Problem to solve
Identify each line in the material below that contains the word "bracket", and copy every such line in full.

···

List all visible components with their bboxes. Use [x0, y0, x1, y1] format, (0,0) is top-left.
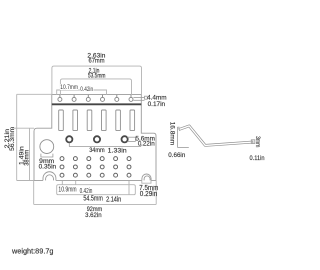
svg-text:38mm: 38mm	[23, 150, 30, 166]
svg-text:2.14in: 2.14in	[106, 196, 121, 203]
svg-text:0.29in: 0.29in	[140, 191, 158, 198]
bottom dimensions	[34, 181, 157, 205]
svg-text:54.5mm: 54.5mm	[83, 195, 103, 202]
grid of 18 small holes	[60, 157, 131, 177]
6 screw holes	[58, 95, 133, 102]
svg-text:weight:89.7g: weight:89.7g	[11, 249, 54, 256]
9mm label	[41, 154, 53, 157]
6 string slots	[59, 110, 135, 131]
svg-text:56.3mm: 56.3mm	[9, 127, 16, 151]
svg-text:16.8mm: 16.8mm	[169, 122, 176, 146]
svg-text:67mm: 67mm	[89, 58, 105, 65]
7.5mm bracket	[142, 181, 151, 184]
svg-text:0.42in: 0.42in	[80, 86, 93, 93]
4.4mm leader	[133, 96, 147, 100]
bridge plate outline (top view)	[34, 95, 156, 181]
svg-text:10.9mm: 10.9mm	[58, 186, 76, 193]
svg-text:34mm: 34mm	[89, 147, 105, 154]
svg-text:3.62in: 3.62in	[85, 212, 102, 219]
16.8mm bracket	[177, 127, 188, 147]
svg-text:0.17in: 0.17in	[148, 101, 166, 108]
strip bottom thick line	[52, 103, 142, 105]
svg-text:0.11in: 0.11in	[250, 155, 265, 162]
3mm bracket	[251, 140, 255, 144]
svg-text:53.5mm: 53.5mm	[88, 73, 106, 80]
svg-text:10.7mm: 10.7mm	[60, 84, 78, 91]
svg-text:3mm: 3mm	[254, 136, 261, 147]
3 pivot rings	[66, 136, 127, 142]
34mm leader	[69, 142, 141, 147]
5.6mm leader	[127, 137, 135, 141]
svg-text:0.42in: 0.42in	[80, 188, 93, 195]
svg-text:1.33in: 1.33in	[108, 147, 127, 154]
svg-text:0.35in: 0.35in	[39, 163, 57, 170]
svg-text:0.66in: 0.66in	[168, 152, 185, 159]
left vertical dimensions	[12, 94, 52, 180]
9mm hole	[40, 140, 54, 154]
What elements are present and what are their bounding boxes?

···

Final answer
7.5mm bracket	[142, 181, 151, 184]
16.8mm bracket	[177, 127, 188, 147]
3mm bracket	[251, 140, 255, 144]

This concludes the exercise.